Task statement. Take the material and output all of it exactly.

Extracted records
** Begin **

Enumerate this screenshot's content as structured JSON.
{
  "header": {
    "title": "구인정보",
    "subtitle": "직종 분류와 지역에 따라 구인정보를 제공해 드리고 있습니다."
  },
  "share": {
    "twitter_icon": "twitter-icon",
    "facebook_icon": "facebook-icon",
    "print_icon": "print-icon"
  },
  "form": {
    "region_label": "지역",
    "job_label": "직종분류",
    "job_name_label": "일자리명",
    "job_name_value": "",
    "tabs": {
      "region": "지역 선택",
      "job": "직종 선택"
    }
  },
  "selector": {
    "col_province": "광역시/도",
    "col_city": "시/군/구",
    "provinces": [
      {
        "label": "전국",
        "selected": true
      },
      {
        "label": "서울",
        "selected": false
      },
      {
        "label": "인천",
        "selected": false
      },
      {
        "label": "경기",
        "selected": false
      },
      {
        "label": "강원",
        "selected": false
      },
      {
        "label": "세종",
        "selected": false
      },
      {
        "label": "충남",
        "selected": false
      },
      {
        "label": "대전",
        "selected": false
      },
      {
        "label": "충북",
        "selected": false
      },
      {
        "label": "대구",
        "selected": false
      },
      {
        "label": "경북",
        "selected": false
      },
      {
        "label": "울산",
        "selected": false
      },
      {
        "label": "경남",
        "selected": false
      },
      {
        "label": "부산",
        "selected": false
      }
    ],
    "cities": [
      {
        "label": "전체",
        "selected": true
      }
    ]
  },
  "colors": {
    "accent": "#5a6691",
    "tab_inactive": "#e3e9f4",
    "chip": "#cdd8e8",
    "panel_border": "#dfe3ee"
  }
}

** End **

Worked solution.
Enumerate this screenshot's content as structured JSON.
{
  "header": {
    "title": "구인정보",
    "subtitle": "직종 분류와 지역에 따라 구인정보를 제공해 드리고 있습니다."
  },
  "share": {
    "twitter_icon": "twitter-icon",
    "facebook_icon": "facebook-icon",
    "print_icon": "print-icon"
  },
  "form": {
    "region_label": "지역",
    "job_label": "직종분류",
    "job_name_label": "일자리명",
    "job_name_value": "",
    "tabs": {
      "region": "지역 선택",
      "job": "직종 선택"
    }
  },
  "selector": {
    "col_province": "광역시/도",
    "col_city": "시/군/구",
    "provinces": [
      {
        "label": "전국",
        "selected": true
      },
      {
        "label": "서울",
        "selected": false
      },
      {
        "label": "인천",
        "selected": false
      },
      {
        "label": "경기",
        "selected": false
      },
      {
        "label": "강원",
        "selected": false
      },
      {
        "label": "세종",
        "selected": false
      },
      {
        "label": "충남",
        "selected": false
      },
      {
        "label": "대전",
        "selected": false
      },
      {
        "label": "충북",
        "selected": false
      },
      {
        "label": "대구",
        "selected": false
      },
      {
        "label": "경북",
        "selected": false
      },
      {
        "label": "울산",
        "selected": false
      },
      {
        "label": "경남",
        "selected": false
      },
      {
        "label": "부산",
        "selected": false
      }
    ],
    "cities": [
      {
        "label": "전체",
        "selected": true
      }
    ]
  },
  "colors": {
    "accent": "#5a6691",
    "tab_inactive": "#e3e9f4",
    "chip": "#cdd8e8",
    "panel_border": "#dfe3ee"
  }
}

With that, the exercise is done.